▶ **Aim of the task**:
Please count how many lines of the data include the word "genome". Give only that number in reply.

▶ **Information**:
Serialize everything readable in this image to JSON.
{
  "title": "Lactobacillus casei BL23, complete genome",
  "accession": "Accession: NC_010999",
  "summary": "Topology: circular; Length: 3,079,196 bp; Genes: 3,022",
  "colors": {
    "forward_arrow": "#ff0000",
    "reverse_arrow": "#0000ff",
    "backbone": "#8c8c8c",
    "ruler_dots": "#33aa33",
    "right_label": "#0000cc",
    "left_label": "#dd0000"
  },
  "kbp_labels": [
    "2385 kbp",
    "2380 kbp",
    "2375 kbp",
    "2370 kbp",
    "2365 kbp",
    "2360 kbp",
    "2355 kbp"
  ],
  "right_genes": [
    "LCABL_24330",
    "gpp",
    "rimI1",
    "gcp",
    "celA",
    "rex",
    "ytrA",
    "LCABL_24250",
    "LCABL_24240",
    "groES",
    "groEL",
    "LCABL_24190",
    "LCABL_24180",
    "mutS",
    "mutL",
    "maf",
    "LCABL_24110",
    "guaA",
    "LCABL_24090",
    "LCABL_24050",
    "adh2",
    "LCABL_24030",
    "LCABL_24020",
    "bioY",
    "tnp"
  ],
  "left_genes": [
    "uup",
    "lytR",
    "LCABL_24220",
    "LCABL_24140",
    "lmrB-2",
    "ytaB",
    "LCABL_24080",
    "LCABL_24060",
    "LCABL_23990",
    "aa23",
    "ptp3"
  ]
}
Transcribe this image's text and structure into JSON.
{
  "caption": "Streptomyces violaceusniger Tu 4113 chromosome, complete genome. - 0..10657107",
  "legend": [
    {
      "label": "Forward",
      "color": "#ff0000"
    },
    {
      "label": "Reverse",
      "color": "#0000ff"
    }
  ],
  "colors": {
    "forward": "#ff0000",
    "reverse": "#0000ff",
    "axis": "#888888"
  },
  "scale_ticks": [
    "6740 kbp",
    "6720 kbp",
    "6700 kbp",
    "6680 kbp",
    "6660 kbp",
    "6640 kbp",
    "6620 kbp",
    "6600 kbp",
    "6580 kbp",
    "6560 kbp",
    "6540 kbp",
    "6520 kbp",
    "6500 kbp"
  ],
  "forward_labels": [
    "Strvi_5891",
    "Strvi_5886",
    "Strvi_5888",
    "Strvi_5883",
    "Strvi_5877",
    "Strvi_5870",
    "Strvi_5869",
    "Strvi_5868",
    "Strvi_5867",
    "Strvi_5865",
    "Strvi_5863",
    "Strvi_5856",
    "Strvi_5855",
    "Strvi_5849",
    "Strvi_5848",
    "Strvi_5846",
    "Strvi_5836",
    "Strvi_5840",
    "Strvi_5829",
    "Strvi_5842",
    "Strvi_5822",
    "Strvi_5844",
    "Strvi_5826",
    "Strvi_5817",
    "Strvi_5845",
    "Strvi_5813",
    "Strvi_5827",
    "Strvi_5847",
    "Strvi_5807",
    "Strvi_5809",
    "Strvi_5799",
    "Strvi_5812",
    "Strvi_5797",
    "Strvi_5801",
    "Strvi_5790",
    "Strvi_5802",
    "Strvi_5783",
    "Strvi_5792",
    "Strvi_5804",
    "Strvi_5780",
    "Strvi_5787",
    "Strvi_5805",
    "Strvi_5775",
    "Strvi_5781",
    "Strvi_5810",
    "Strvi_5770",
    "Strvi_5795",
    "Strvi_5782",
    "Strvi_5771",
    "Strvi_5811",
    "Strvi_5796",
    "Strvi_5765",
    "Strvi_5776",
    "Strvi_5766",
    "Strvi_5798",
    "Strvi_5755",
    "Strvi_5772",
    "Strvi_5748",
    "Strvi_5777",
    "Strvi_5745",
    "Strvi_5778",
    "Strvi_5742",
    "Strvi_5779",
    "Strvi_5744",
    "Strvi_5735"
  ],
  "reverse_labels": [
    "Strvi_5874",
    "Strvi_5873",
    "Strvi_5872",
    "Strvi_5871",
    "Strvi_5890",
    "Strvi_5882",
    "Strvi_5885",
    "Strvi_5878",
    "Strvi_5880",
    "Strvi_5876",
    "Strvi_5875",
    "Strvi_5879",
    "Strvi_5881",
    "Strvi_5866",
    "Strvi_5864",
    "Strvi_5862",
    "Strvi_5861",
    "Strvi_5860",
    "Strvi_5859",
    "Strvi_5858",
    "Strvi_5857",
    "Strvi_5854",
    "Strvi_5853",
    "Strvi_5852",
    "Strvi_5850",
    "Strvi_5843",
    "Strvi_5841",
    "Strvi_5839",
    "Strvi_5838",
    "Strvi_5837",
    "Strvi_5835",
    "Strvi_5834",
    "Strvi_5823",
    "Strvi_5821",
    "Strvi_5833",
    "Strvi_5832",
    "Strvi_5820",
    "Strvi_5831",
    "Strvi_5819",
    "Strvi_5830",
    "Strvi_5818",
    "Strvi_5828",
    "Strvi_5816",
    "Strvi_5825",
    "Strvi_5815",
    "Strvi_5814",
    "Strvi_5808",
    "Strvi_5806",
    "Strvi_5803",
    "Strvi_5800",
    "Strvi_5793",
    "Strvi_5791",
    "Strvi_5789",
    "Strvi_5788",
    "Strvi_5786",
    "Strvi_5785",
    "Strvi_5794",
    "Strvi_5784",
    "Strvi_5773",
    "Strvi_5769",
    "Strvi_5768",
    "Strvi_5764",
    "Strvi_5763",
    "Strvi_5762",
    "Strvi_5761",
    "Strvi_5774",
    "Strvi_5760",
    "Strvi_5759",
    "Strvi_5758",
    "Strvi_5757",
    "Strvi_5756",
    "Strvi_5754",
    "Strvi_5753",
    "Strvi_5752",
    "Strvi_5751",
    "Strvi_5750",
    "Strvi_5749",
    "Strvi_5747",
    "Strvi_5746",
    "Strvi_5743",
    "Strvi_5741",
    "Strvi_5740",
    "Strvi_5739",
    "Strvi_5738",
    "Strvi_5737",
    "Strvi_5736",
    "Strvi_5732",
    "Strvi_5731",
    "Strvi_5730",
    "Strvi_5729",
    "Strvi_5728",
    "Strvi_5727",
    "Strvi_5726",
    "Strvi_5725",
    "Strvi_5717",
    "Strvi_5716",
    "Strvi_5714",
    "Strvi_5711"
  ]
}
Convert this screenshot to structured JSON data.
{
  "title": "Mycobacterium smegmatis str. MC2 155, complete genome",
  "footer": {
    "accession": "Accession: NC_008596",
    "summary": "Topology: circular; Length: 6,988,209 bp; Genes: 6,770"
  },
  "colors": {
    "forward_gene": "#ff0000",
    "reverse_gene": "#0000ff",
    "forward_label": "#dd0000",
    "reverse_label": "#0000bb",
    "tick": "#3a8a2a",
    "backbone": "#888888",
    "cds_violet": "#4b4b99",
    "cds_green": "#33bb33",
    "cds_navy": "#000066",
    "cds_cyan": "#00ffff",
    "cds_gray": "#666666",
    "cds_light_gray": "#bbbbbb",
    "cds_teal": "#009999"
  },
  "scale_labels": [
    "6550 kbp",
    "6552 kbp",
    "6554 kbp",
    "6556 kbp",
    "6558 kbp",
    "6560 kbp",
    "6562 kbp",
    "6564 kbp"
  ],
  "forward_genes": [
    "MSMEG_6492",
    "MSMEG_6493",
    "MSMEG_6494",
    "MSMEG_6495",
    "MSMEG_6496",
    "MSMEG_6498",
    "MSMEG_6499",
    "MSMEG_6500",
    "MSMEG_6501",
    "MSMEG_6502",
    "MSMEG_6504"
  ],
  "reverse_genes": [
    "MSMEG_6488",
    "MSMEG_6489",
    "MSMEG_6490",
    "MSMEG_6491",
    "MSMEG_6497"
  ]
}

▶ **Completed exercise**:
3